Your objective :: Set every record down verbatim and omit the pictures.

Data to process ::
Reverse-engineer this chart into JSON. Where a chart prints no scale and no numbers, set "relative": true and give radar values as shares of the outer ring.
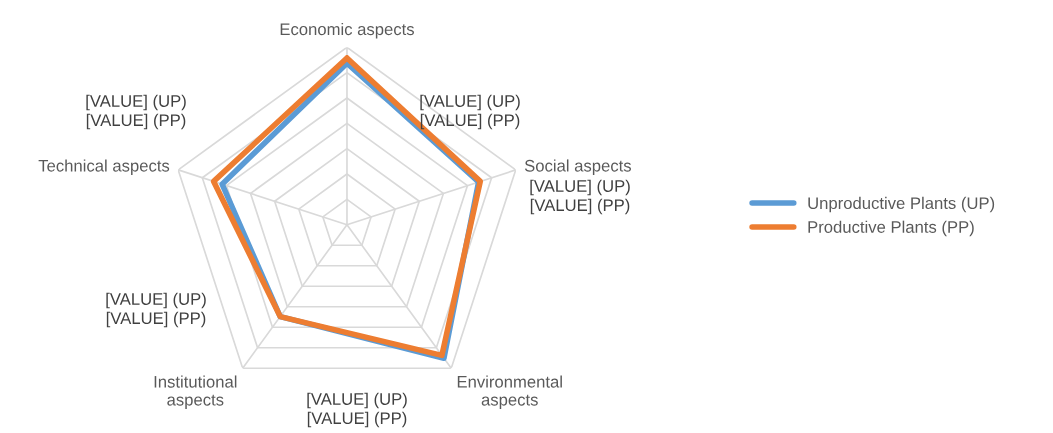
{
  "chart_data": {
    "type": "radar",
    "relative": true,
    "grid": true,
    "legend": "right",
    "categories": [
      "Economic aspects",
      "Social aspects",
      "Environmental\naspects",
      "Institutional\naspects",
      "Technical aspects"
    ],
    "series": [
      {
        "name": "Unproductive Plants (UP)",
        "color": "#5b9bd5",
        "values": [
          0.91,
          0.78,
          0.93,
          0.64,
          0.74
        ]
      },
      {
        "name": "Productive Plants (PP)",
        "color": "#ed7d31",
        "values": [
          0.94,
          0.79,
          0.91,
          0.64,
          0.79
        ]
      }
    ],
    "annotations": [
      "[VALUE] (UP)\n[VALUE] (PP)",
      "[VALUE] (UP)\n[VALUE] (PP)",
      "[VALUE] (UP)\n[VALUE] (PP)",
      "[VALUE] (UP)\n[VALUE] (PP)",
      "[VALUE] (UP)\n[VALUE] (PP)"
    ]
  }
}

Problem solution ::
Reverse-engineer this chart into JSON. Where a chart prints no scale and no numbers, set "relative": true and give radar values as shares of the outer ring.
{
  "chart_data": {
    "type": "radar",
    "relative": true,
    "grid": true,
    "legend": "right",
    "categories": [
      "Economic aspects",
      "Social aspects",
      "Environmental\naspects",
      "Institutional\naspects",
      "Technical aspects"
    ],
    "series": [
      {
        "name": "Unproductive Plants (UP)",
        "color": "#5b9bd5",
        "values": [
          0.91,
          0.78,
          0.93,
          0.64,
          0.74
        ]
      },
      {
        "name": "Productive Plants (PP)",
        "color": "#ed7d31",
        "values": [
          0.94,
          0.79,
          0.91,
          0.64,
          0.79
        ]
      }
    ],
    "annotations": [
      "[VALUE] (UP)\n[VALUE] (PP)",
      "[VALUE] (UP)\n[VALUE] (PP)",
      "[VALUE] (UP)\n[VALUE] (PP)",
      "[VALUE] (UP)\n[VALUE] (PP)",
      "[VALUE] (UP)\n[VALUE] (PP)"
    ]
  }
}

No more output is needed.